* START *
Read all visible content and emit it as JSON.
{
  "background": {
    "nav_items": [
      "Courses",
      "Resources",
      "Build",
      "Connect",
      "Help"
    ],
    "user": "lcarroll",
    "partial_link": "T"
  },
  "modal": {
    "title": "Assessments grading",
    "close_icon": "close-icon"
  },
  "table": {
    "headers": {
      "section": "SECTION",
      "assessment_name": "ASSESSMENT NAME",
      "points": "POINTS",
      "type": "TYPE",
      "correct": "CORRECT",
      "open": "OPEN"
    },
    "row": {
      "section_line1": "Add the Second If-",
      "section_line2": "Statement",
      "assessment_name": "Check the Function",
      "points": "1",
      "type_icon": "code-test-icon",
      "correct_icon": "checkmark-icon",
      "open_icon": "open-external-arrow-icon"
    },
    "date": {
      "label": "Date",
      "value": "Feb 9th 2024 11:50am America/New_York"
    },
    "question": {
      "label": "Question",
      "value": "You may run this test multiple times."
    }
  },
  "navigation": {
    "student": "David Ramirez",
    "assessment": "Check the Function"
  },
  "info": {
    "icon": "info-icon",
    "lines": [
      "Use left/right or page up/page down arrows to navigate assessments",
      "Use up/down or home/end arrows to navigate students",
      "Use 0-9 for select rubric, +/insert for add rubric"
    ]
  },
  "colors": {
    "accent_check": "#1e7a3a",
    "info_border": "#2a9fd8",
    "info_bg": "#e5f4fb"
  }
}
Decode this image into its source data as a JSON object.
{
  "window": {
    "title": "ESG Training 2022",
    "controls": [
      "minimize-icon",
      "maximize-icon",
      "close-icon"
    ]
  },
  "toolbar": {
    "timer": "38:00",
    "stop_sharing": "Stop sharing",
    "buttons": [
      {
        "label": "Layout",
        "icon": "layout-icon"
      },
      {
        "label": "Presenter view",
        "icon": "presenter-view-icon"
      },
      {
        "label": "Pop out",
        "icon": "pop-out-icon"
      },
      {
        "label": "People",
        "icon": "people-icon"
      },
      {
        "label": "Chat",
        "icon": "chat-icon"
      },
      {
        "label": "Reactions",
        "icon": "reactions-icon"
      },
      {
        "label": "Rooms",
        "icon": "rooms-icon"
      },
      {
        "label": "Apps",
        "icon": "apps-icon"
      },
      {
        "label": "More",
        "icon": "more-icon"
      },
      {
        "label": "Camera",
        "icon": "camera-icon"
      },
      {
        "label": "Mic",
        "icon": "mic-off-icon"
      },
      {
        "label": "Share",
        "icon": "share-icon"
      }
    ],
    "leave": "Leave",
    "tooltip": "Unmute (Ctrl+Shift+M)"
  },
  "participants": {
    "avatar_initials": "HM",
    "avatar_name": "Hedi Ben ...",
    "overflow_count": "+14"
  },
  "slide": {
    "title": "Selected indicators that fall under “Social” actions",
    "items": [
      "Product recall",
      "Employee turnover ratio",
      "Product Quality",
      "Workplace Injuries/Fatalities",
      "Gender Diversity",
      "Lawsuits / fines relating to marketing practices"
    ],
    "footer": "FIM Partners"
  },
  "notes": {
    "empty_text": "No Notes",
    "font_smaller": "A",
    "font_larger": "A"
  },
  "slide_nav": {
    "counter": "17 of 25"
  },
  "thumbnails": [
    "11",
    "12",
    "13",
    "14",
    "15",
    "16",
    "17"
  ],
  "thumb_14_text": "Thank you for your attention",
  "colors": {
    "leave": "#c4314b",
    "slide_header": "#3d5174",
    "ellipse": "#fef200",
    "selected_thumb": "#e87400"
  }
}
* END *
Quote each line of the data above exactly as written.

Written answer -
Read all visible content and emit it as JSON.
{
  "background": {
    "nav_items": [
      "Courses",
      "Resources",
      "Build",
      "Connect",
      "Help"
    ],
    "user": "lcarroll",
    "partial_link": "T"
  },
  "modal": {
    "title": "Assessments grading",
    "close_icon": "close-icon"
  },
  "table": {
    "headers": {
      "section": "SECTION",
      "assessment_name": "ASSESSMENT NAME",
      "points": "POINTS",
      "type": "TYPE",
      "correct": "CORRECT",
      "open": "OPEN"
    },
    "row": {
      "section_line1": "Add the Second If-",
      "section_line2": "Statement",
      "assessment_name": "Check the Function",
      "points": "1",
      "type_icon": "code-test-icon",
      "correct_icon": "checkmark-icon",
      "open_icon": "open-external-arrow-icon"
    },
    "date": {
      "label": "Date",
      "value": "Feb 9th 2024 11:50am America/New_York"
    },
    "question": {
      "label": "Question",
      "value": "You may run this test multiple times."
    }
  },
  "navigation": {
    "student": "David Ramirez",
    "assessment": "Check the Function"
  },
  "info": {
    "icon": "info-icon",
    "lines": [
      "Use left/right or page up/page down arrows to navigate assessments",
      "Use up/down or home/end arrows to navigate students",
      "Use 0-9 for select rubric, +/insert for add rubric"
    ]
  },
  "colors": {
    "accent_check": "#1e7a3a",
    "info_border": "#2a9fd8",
    "info_bg": "#e5f4fb"
  }
}
Decode this image into its source data as a JSON object.
{
  "window": {
    "title": "ESG Training 2022",
    "controls": [
      "minimize-icon",
      "maximize-icon",
      "close-icon"
    ]
  },
  "toolbar": {
    "timer": "38:00",
    "stop_sharing": "Stop sharing",
    "buttons": [
      {
        "label": "Layout",
        "icon": "layout-icon"
      },
      {
        "label": "Presenter view",
        "icon": "presenter-view-icon"
      },
      {
        "label": "Pop out",
        "icon": "pop-out-icon"
      },
      {
        "label": "People",
        "icon": "people-icon"
      },
      {
        "label": "Chat",
        "icon": "chat-icon"
      },
      {
        "label": "Reactions",
        "icon": "reactions-icon"
      },
      {
        "label": "Rooms",
        "icon": "rooms-icon"
      },
      {
        "label": "Apps",
        "icon": "apps-icon"
      },
      {
        "label": "More",
        "icon": "more-icon"
      },
      {
        "label": "Camera",
        "icon": "camera-icon"
      },
      {
        "label": "Mic",
        "icon": "mic-off-icon"
      },
      {
        "label": "Share",
        "icon": "share-icon"
      }
    ],
    "leave": "Leave",
    "tooltip": "Unmute (Ctrl+Shift+M)"
  },
  "participants": {
    "avatar_initials": "HM",
    "avatar_name": "Hedi Ben ...",
    "overflow_count": "+14"
  },
  "slide": {
    "title": "Selected indicators that fall under “Social” actions",
    "items": [
      "Product recall",
      "Employee turnover ratio",
      "Product Quality",
      "Workplace Injuries/Fatalities",
      "Gender Diversity",
      "Lawsuits / fines relating to marketing practices"
    ],
    "footer": "FIM Partners"
  },
  "notes": {
    "empty_text": "No Notes",
    "font_smaller": "A",
    "font_larger": "A"
  },
  "slide_nav": {
    "counter": "17 of 25"
  },
  "thumbnails": [
    "11",
    "12",
    "13",
    "14",
    "15",
    "16",
    "17"
  ],
  "thumb_14_text": "Thank you for your attention",
  "colors": {
    "leave": "#c4314b",
    "slide_header": "#3d5174",
    "ellipse": "#fef200",
    "selected_thumb": "#e87400"
  }
}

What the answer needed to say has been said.